• GIVEN INFORMATION:
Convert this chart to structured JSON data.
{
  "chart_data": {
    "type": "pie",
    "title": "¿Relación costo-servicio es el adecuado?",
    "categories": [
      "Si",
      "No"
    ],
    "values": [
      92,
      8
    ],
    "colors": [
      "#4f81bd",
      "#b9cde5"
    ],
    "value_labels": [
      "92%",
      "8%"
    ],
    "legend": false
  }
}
---
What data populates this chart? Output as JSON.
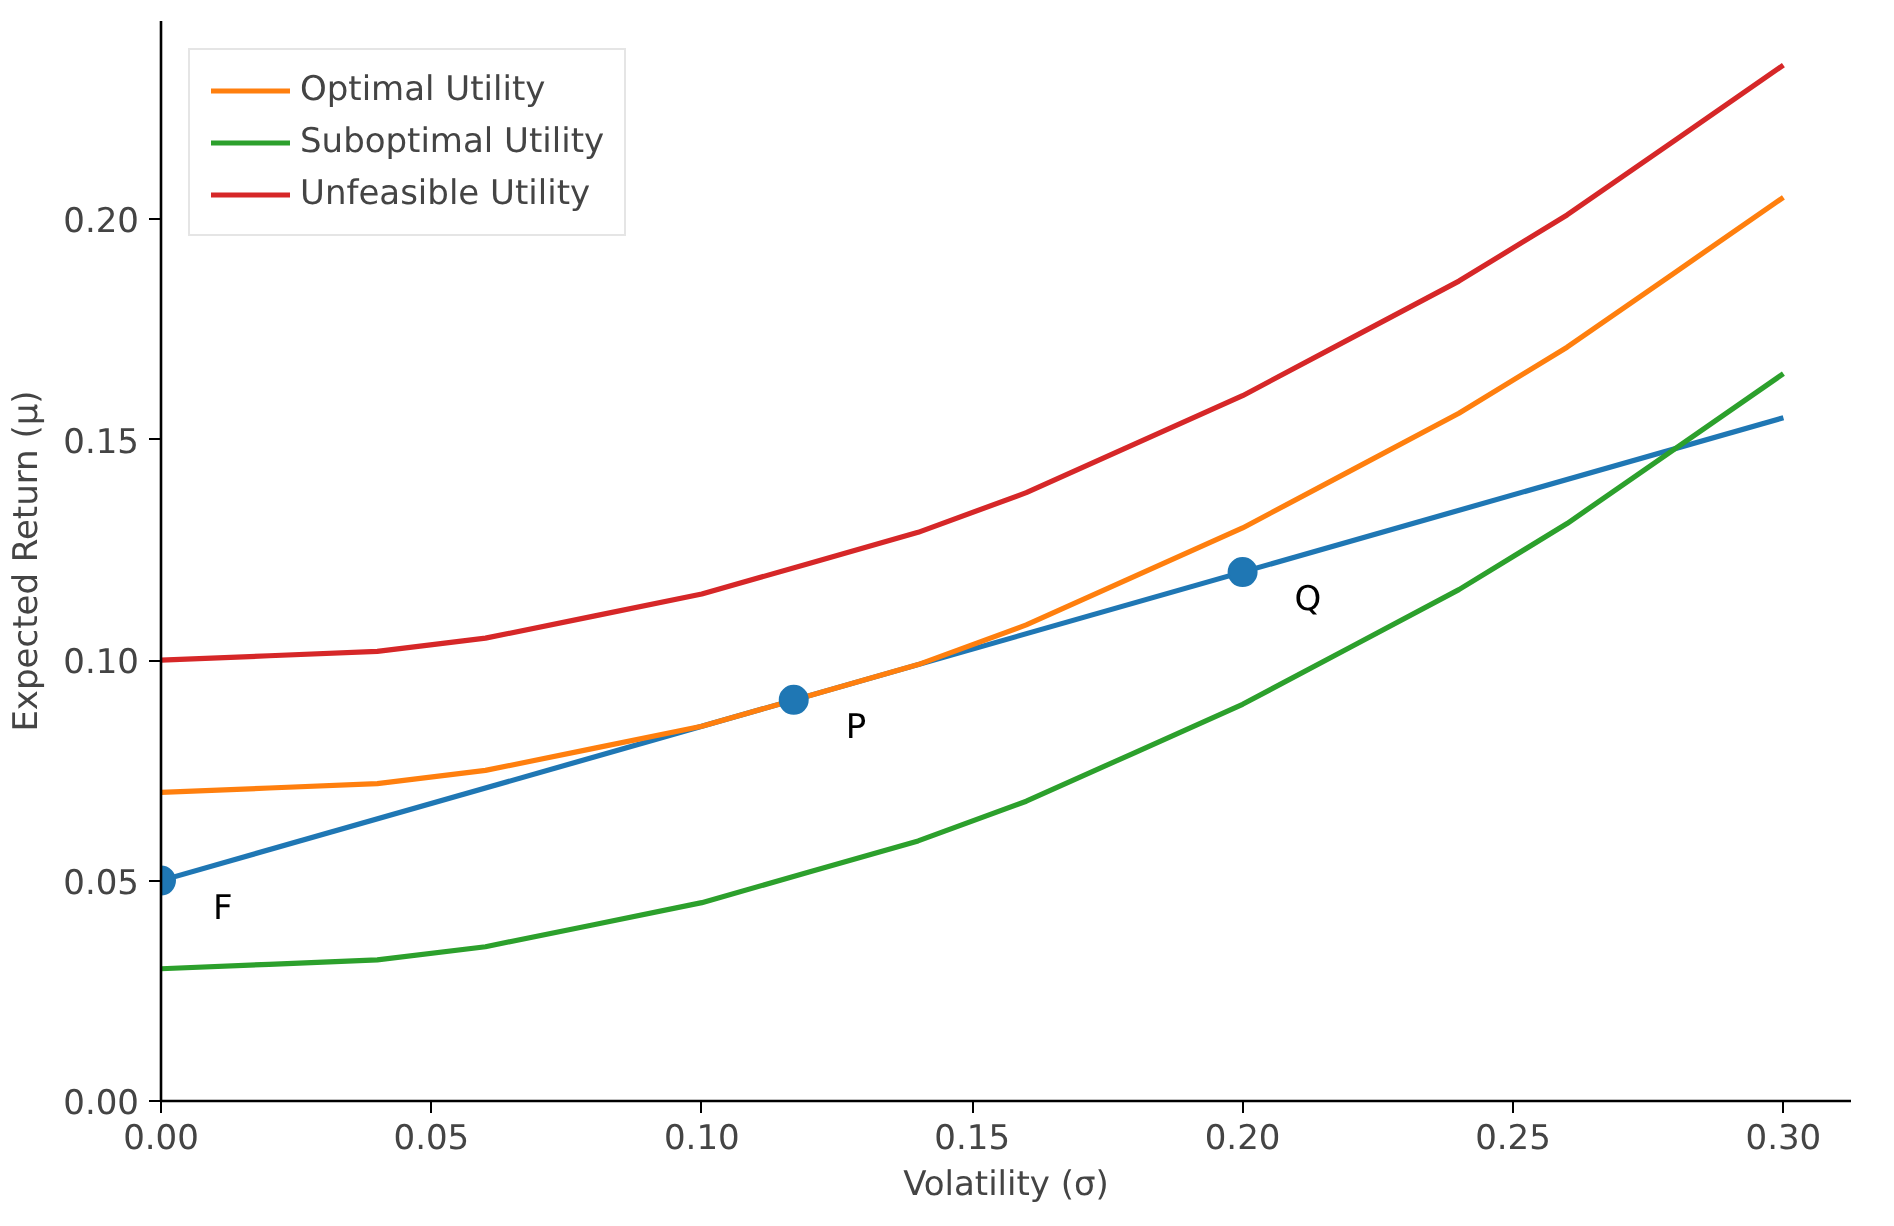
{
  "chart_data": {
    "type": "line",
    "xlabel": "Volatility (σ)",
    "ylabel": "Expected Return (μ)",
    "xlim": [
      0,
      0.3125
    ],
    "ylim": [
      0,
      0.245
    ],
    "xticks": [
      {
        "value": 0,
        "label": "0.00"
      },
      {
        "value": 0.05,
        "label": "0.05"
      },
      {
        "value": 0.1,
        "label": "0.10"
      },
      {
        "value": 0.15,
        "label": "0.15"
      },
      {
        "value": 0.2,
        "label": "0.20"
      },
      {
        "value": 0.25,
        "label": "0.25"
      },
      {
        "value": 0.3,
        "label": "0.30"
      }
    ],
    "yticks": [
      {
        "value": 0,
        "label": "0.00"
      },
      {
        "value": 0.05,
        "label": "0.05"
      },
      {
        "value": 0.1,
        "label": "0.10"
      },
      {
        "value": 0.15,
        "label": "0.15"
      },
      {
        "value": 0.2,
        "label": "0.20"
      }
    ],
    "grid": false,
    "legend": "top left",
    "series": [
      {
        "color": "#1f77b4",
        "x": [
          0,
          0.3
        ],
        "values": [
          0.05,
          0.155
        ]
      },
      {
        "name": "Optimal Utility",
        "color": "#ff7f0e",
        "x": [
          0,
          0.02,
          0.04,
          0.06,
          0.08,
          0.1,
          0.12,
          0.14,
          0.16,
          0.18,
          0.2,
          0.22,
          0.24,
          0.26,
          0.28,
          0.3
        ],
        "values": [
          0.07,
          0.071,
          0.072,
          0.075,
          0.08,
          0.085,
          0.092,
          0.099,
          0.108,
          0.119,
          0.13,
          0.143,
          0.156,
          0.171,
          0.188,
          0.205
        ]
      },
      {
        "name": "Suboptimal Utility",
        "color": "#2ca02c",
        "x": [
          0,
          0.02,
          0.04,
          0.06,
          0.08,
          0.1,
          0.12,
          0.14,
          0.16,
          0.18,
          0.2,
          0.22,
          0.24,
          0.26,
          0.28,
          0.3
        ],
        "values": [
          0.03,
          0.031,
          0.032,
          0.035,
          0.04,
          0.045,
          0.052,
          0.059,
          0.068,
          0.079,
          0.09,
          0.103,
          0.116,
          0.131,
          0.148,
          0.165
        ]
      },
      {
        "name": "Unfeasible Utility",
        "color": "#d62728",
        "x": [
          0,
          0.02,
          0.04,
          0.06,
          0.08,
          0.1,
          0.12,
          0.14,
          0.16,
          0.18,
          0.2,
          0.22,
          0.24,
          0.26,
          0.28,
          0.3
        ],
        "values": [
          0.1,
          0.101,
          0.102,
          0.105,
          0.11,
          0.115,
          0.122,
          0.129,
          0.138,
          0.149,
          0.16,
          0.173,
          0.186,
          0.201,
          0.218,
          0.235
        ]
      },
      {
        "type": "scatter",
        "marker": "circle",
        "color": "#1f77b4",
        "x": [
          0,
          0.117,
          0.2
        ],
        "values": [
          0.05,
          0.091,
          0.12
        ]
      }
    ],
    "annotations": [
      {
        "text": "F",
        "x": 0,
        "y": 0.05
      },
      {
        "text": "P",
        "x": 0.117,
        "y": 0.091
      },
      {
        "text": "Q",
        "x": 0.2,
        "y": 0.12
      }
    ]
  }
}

• SHORT PROBLEM:
From the entries above, collect every line with the string "Utility" in it.

• REPLY:
        "name": "Optimal Utility",
        "name": "Suboptimal Utility",
        "name": "Unfeasible Utility",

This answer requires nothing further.